▸ YOUR INSTRUCTIONS: Can you find the lines of the listing that include "signal" and copy every one?

# Start of THE RECORDS

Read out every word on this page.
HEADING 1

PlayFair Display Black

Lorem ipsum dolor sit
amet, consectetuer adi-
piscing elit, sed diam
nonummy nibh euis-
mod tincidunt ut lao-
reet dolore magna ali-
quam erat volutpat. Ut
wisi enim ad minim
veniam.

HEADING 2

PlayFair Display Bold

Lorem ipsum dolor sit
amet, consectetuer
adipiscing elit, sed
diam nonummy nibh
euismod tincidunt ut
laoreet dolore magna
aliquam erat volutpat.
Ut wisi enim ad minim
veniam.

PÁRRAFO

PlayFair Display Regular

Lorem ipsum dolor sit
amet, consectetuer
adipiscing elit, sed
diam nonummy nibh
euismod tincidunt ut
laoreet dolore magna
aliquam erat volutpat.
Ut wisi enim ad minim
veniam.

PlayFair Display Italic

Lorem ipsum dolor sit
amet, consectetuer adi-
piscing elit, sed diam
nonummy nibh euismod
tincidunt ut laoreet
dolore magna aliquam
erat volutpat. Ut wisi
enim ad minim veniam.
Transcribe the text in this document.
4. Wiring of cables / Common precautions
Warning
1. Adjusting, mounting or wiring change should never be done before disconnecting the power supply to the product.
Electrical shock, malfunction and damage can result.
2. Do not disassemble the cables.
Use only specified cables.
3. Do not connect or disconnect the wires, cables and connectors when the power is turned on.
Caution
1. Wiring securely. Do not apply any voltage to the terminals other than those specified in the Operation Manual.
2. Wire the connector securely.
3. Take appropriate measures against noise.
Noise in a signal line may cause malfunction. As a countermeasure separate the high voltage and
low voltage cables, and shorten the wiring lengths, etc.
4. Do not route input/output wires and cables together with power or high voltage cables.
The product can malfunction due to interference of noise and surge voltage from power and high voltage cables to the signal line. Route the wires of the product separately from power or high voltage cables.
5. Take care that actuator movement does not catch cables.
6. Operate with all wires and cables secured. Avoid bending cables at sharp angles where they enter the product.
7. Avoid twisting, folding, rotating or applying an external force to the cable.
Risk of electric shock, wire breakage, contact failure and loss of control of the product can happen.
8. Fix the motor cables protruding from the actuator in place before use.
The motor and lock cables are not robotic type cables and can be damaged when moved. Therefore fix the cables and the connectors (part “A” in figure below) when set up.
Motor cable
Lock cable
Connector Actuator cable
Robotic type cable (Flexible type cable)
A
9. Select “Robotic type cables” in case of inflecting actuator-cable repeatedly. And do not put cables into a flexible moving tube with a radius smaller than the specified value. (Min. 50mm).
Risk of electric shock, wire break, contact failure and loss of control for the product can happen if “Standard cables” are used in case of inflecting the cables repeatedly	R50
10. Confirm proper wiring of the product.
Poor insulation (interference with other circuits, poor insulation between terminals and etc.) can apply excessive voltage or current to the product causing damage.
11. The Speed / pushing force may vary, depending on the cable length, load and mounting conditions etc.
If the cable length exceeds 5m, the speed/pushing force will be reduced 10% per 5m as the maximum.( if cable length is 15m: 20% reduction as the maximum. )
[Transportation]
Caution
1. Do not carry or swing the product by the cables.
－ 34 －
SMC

# End of THE RECORDS

▸ RESULT OF THIS TASK:
Noise in a signal line may cause malfunction. As a countermeasure separate the high voltage and
The product can malfunction due to interference of noise and surge voltage from power and high voltage cables to the signal line. Route the wires of the product separately from power or high voltage cables.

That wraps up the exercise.